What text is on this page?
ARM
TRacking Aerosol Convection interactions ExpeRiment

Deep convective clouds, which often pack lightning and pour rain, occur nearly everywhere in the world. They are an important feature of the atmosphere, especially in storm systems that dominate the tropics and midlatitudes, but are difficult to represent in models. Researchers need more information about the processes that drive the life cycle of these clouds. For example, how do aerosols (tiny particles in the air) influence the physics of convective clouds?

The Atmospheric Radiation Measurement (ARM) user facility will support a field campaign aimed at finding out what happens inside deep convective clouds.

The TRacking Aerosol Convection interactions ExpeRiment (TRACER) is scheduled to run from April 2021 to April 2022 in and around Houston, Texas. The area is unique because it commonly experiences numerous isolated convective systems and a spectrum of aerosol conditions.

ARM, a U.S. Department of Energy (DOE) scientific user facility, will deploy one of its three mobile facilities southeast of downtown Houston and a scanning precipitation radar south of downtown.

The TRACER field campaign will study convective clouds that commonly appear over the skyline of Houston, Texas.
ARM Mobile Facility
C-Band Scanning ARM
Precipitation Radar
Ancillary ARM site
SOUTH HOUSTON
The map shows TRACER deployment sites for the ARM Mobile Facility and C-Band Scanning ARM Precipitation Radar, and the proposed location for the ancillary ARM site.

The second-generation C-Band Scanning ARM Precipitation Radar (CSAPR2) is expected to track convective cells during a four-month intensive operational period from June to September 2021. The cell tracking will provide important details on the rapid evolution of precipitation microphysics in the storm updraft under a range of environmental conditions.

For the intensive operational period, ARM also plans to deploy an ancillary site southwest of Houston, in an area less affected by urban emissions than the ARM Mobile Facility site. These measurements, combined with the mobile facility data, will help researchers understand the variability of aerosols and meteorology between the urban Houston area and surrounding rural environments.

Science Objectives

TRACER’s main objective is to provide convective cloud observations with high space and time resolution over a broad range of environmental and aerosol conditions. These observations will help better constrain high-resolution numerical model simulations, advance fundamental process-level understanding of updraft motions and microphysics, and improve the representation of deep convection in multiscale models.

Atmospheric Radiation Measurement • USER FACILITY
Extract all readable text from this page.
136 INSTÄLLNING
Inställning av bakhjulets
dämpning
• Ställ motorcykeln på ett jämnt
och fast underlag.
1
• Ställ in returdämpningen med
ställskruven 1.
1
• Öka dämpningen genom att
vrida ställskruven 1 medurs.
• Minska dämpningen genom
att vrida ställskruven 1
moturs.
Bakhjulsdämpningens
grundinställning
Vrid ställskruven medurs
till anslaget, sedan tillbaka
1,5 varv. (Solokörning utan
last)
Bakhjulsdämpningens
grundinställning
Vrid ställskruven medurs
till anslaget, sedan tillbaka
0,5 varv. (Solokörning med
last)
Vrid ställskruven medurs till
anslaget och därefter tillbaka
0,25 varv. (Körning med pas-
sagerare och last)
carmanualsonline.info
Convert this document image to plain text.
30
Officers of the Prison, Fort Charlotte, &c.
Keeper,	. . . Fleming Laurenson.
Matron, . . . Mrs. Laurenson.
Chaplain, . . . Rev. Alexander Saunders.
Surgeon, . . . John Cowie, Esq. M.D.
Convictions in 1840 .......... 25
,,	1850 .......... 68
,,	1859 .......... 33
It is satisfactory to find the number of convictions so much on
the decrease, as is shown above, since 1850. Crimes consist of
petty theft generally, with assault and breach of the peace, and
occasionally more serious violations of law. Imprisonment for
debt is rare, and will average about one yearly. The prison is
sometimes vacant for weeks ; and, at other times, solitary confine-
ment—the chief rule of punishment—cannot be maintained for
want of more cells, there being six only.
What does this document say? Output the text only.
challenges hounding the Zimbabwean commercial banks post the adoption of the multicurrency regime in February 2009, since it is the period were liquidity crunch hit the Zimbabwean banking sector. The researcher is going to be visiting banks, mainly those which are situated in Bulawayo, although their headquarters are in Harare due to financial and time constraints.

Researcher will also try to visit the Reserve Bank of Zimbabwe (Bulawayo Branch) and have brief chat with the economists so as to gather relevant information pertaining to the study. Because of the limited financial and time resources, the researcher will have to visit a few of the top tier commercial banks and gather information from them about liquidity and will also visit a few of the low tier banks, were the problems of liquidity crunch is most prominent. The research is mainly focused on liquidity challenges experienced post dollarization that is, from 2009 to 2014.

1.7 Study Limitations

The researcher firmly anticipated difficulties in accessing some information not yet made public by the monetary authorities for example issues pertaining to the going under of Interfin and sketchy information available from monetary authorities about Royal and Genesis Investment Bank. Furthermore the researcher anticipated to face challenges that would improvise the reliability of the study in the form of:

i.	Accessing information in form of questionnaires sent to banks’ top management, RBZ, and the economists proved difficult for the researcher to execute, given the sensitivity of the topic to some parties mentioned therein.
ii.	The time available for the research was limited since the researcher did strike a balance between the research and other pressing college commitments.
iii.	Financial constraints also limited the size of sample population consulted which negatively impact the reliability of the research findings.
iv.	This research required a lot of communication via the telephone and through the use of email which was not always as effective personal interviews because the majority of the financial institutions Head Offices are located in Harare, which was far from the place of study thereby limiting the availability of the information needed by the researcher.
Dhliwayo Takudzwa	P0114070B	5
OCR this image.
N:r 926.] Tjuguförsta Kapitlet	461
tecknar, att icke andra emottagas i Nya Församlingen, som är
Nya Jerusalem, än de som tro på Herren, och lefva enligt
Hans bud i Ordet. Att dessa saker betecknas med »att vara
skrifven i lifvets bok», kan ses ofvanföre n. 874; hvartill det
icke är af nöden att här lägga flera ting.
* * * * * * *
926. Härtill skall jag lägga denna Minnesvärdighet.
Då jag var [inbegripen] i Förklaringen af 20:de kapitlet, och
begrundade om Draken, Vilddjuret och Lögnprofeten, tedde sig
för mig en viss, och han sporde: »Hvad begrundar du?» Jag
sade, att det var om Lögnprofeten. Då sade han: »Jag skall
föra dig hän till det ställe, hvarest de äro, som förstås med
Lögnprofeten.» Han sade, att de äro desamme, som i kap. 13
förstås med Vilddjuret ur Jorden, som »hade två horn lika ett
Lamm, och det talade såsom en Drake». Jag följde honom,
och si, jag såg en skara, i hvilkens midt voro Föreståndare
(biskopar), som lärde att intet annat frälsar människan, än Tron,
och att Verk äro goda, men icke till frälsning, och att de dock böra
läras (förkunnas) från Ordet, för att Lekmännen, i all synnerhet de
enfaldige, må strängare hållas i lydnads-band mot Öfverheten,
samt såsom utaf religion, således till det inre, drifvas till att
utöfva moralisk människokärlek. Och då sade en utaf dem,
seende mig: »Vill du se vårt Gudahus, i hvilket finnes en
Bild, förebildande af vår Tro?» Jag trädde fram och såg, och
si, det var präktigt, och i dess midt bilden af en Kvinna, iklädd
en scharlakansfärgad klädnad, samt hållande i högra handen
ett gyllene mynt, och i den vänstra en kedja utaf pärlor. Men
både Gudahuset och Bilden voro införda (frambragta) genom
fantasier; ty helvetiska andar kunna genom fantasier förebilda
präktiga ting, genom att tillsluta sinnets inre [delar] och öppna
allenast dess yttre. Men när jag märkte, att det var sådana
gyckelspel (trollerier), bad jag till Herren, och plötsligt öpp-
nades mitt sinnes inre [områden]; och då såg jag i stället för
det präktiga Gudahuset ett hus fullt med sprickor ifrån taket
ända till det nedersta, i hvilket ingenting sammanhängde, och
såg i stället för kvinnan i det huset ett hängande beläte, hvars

+--

The problem:
State the number of lines in the entries above that contain the word "Gudahuset", and nothing more.

Reply to the task:
2